* Written problem: Scan the data below. Pull out each line where "name" occurs.

* Data rows:
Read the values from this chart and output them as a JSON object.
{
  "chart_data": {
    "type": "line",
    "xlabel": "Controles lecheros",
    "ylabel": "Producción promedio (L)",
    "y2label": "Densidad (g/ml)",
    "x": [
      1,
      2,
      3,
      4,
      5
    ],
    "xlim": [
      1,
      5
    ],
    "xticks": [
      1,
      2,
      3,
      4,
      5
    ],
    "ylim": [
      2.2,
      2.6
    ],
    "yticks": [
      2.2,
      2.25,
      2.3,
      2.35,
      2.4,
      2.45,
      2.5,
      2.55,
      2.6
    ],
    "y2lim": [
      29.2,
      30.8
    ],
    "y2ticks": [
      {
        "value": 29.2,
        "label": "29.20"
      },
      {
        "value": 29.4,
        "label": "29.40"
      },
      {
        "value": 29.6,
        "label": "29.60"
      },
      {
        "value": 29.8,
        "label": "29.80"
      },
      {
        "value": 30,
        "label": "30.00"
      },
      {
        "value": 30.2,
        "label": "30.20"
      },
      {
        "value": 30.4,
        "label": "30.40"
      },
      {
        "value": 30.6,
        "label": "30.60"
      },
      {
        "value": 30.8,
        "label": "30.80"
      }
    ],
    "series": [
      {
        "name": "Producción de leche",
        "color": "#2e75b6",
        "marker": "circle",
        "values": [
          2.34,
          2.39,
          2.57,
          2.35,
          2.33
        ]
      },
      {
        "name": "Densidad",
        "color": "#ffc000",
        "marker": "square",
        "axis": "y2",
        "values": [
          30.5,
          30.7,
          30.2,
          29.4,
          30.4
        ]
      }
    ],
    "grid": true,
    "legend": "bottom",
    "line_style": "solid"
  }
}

* Response for this exercise:
        "name": "Producción de leche",
        "name": "Densidad",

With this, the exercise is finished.